GIVEN REQUEST:
Pick out and copy every line below that has the word "from".

[Dataset records]
■ ■ ■ ■

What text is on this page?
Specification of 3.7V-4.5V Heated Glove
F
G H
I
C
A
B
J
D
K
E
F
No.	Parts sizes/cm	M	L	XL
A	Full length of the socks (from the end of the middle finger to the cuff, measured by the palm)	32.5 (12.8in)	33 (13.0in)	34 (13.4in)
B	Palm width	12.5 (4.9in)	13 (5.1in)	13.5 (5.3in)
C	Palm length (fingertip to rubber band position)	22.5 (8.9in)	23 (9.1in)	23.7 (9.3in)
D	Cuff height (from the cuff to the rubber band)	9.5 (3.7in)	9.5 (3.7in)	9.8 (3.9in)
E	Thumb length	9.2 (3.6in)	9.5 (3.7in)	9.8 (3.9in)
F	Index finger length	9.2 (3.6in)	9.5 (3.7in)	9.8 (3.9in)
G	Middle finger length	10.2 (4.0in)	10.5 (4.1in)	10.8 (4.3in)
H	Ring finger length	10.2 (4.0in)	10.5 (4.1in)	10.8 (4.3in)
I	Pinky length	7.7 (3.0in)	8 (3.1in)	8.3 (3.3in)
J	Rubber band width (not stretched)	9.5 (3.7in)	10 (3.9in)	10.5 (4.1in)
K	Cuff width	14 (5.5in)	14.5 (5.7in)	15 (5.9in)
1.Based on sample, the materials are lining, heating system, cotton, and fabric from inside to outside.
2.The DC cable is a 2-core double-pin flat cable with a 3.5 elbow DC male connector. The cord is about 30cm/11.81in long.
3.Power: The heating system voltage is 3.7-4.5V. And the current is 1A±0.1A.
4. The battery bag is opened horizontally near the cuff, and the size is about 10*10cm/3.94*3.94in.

■ ■ ■ ■

WRITTEN ANSWER:
A	Full length of the socks (from the end of the middle finger to the cuff, measured by the palm)	32.5 (12.8in)	33 (13.0in)	34 (13.4in)
D	Cuff height (from the cuff to the rubber band)	9.5 (3.7in)	9.5 (3.7in)	9.8 (3.9in)
1.Based on sample, the materials are lining, heating system, cotton, and fabric from inside to outside.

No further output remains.